**EXERCISE DIRECTIONS**
Wherever the string "name" appears in a line, extract that line.

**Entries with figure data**
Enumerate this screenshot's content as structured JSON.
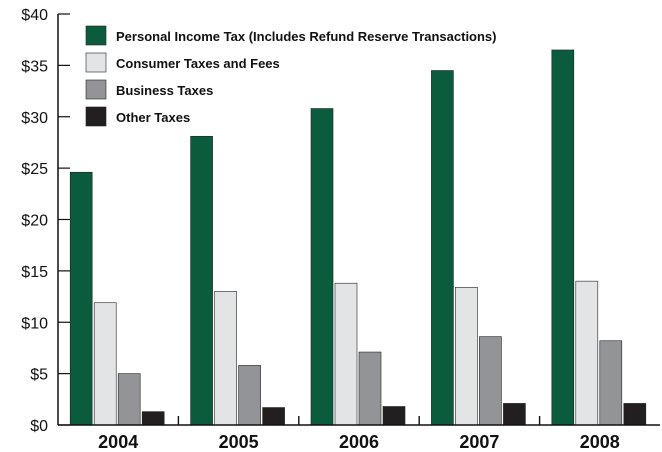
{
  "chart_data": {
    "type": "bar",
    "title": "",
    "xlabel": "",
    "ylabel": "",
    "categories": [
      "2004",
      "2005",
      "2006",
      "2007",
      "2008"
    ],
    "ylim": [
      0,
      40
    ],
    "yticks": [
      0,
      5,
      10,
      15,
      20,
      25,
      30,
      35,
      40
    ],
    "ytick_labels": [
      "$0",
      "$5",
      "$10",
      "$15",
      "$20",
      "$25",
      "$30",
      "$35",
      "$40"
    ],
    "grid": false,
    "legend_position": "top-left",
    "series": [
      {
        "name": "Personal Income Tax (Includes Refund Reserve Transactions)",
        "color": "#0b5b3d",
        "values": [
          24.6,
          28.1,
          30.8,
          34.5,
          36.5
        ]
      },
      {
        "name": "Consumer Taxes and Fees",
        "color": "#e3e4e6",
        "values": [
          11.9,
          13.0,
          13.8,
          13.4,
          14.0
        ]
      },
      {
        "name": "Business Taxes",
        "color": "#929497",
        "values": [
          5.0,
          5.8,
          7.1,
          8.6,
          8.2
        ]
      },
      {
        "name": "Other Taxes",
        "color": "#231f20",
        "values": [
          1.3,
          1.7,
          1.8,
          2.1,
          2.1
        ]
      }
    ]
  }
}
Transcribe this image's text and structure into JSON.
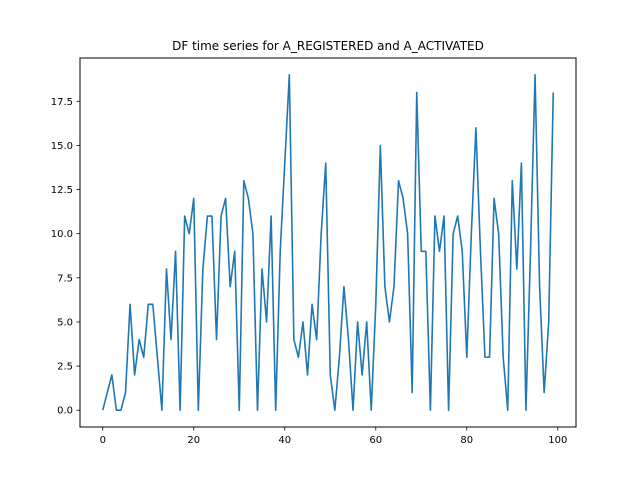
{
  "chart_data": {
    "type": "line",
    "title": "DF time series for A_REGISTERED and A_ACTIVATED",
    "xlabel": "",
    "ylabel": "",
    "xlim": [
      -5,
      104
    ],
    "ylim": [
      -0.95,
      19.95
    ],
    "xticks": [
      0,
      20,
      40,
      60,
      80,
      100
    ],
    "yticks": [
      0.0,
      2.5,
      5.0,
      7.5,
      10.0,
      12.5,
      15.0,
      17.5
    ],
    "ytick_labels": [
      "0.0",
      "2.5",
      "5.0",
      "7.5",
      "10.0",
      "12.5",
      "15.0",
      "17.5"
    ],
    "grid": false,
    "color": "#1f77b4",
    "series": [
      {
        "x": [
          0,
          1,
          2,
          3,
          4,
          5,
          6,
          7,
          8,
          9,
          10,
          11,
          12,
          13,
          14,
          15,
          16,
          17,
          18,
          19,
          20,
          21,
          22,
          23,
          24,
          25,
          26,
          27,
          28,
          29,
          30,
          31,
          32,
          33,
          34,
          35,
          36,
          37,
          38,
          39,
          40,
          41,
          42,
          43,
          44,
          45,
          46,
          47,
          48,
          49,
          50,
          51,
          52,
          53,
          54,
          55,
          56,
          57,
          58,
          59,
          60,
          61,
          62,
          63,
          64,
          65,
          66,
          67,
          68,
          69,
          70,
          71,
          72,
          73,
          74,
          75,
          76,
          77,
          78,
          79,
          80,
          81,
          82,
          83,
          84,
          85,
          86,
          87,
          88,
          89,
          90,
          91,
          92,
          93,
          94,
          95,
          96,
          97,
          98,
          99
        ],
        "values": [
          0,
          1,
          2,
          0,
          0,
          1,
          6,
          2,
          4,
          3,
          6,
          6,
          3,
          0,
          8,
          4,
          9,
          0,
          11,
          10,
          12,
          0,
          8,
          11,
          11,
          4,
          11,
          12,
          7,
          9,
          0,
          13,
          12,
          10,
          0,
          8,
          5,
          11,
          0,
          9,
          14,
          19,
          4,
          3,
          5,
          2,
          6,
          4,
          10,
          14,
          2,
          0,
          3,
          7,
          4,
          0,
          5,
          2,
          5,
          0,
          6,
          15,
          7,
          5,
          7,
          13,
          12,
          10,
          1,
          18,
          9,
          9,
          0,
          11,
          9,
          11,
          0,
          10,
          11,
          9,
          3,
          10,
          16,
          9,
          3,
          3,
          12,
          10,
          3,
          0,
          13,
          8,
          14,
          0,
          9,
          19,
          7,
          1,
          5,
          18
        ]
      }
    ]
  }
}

--

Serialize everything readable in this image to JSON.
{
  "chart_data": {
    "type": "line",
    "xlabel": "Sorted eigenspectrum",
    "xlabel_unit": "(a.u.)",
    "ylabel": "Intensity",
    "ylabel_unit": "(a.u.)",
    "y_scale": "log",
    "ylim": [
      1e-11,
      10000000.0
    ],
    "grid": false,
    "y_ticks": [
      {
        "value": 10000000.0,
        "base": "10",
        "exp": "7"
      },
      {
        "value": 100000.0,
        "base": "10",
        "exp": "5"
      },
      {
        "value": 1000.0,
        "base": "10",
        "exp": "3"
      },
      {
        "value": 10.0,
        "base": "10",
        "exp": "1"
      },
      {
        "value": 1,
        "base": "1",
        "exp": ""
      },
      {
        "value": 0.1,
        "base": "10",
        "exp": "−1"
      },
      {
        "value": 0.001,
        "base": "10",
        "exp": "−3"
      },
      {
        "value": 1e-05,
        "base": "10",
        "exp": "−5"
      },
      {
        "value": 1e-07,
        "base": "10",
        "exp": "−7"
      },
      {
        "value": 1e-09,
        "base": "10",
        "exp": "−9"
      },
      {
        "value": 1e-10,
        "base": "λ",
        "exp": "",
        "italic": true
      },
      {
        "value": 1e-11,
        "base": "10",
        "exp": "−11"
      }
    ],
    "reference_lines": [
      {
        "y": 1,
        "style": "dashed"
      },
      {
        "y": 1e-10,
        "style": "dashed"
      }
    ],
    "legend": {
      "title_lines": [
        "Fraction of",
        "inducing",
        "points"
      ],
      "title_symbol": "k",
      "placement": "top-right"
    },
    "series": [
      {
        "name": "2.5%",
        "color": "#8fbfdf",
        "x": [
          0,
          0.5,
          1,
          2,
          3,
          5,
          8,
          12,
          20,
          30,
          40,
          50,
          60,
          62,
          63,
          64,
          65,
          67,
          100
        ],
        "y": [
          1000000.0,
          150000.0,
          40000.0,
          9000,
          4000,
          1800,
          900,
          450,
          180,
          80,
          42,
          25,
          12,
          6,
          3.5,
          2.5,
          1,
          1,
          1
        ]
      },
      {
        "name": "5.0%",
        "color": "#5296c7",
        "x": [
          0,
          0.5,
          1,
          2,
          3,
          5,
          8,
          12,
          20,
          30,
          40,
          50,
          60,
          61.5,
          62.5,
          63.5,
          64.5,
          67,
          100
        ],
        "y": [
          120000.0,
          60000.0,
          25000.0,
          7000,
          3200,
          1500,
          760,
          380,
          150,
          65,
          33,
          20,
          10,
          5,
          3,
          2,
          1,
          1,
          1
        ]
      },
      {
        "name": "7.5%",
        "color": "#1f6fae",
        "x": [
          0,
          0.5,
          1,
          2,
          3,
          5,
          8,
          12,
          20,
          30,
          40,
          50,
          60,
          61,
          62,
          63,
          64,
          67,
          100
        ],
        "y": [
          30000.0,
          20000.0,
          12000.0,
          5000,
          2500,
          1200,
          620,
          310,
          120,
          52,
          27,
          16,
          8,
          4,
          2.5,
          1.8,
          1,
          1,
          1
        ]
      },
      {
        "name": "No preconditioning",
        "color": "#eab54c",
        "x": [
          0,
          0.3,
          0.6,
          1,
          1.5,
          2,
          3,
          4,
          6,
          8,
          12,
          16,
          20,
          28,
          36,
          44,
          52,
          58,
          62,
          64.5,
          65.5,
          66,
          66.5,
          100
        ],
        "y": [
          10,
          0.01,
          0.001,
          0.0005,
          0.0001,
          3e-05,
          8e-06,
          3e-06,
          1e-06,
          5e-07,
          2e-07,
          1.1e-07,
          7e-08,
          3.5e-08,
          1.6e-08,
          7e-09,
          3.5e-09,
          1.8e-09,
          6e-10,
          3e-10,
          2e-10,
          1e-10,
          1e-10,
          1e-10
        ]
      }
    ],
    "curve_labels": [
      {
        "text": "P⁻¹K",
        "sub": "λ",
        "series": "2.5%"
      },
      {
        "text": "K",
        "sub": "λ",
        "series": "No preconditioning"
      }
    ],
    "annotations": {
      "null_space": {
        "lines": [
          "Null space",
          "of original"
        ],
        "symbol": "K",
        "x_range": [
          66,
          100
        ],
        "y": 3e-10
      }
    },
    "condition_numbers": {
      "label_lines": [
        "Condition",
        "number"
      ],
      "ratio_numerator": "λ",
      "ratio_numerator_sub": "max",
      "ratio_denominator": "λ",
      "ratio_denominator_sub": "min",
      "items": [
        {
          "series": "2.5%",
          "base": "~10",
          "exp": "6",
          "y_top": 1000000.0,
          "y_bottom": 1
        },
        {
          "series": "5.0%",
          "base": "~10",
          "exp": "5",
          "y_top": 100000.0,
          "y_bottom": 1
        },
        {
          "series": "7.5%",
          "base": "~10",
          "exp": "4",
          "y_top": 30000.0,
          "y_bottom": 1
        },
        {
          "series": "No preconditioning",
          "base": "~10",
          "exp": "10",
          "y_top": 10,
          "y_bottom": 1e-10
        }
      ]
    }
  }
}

**THE OUTPUT**
        "name": "Personal Income Tax (Includes Refund Reserve Transactions)",
        "name": "Consumer Taxes and Fees",
        "name": "Business Taxes",
        "name": "Other Taxes",
        "name": "2.5%",
        "name": "5.0%",
        "name": "7.5%",
        "name": "No preconditioning",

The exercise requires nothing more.